(Saved entries)
####

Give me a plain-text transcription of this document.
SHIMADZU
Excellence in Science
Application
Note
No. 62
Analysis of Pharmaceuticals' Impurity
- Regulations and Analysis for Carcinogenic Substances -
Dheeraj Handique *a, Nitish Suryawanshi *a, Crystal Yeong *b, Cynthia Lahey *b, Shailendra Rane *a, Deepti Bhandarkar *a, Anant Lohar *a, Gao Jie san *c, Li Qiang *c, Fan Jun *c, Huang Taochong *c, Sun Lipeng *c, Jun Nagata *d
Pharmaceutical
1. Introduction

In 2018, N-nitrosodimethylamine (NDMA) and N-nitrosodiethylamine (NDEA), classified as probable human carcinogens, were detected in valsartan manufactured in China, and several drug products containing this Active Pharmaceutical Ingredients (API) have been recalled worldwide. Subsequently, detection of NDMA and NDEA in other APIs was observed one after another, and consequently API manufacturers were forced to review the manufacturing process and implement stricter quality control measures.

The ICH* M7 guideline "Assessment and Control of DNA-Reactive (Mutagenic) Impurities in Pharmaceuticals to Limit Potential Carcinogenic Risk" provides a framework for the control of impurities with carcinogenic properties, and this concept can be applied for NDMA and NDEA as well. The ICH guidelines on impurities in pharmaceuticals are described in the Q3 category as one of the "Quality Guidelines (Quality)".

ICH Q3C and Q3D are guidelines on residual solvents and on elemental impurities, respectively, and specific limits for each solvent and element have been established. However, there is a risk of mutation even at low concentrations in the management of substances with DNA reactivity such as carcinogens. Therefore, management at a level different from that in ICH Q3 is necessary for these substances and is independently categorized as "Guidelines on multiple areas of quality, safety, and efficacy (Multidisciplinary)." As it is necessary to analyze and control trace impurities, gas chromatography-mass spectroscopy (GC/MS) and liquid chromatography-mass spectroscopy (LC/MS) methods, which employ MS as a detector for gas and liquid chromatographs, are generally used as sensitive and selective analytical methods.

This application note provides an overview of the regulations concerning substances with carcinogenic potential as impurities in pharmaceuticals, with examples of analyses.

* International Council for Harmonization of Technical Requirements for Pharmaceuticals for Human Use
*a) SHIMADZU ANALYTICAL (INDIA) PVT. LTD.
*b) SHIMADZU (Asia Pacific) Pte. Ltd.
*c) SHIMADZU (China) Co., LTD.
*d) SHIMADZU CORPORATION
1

####

What you need to do:
Please return the data above exactly as given.

Exercise answer:
Give me a plain-text transcription of this document.
SHIMADZU
Excellence in Science
Application
Note
No. 62
Analysis of Pharmaceuticals' Impurity
- Regulations and Analysis for Carcinogenic Substances -
Dheeraj Handique *a, Nitish Suryawanshi *a, Crystal Yeong *b, Cynthia Lahey *b, Shailendra Rane *a, Deepti Bhandarkar *a, Anant Lohar *a, Gao Jie san *c, Li Qiang *c, Fan Jun *c, Huang Taochong *c, Sun Lipeng *c, Jun Nagata *d
Pharmaceutical
1. Introduction

In 2018, N-nitrosodimethylamine (NDMA) and N-nitrosodiethylamine (NDEA), classified as probable human carcinogens, were detected in valsartan manufactured in China, and several drug products containing this Active Pharmaceutical Ingredients (API) have been recalled worldwide. Subsequently, detection of NDMA and NDEA in other APIs was observed one after another, and consequently API manufacturers were forced to review the manufacturing process and implement stricter quality control measures.

The ICH* M7 guideline "Assessment and Control of DNA-Reactive (Mutagenic) Impurities in Pharmaceuticals to Limit Potential Carcinogenic Risk" provides a framework for the control of impurities with carcinogenic properties, and this concept can be applied for NDMA and NDEA as well. The ICH guidelines on impurities in pharmaceuticals are described in the Q3 category as one of the "Quality Guidelines (Quality)".

ICH Q3C and Q3D are guidelines on residual solvents and on elemental impurities, respectively, and specific limits for each solvent and element have been established. However, there is a risk of mutation even at low concentrations in the management of substances with DNA reactivity such as carcinogens. Therefore, management at a level different from that in ICH Q3 is necessary for these substances and is independently categorized as "Guidelines on multiple areas of quality, safety, and efficacy (Multidisciplinary)." As it is necessary to analyze and control trace impurities, gas chromatography-mass spectroscopy (GC/MS) and liquid chromatography-mass spectroscopy (LC/MS) methods, which employ MS as a detector for gas and liquid chromatographs, are generally used as sensitive and selective analytical methods.

This application note provides an overview of the regulations concerning substances with carcinogenic potential as impurities in pharmaceuticals, with examples of analyses.

* International Council for Harmonization of Technical Requirements for Pharmaceuticals for Human Use
*a) SHIMADZU ANALYTICAL (INDIA) PVT. LTD.
*b) SHIMADZU (Asia Pacific) Pte. Ltd.
*c) SHIMADZU (China) Co., LTD.
*d) SHIMADZU CORPORATION
1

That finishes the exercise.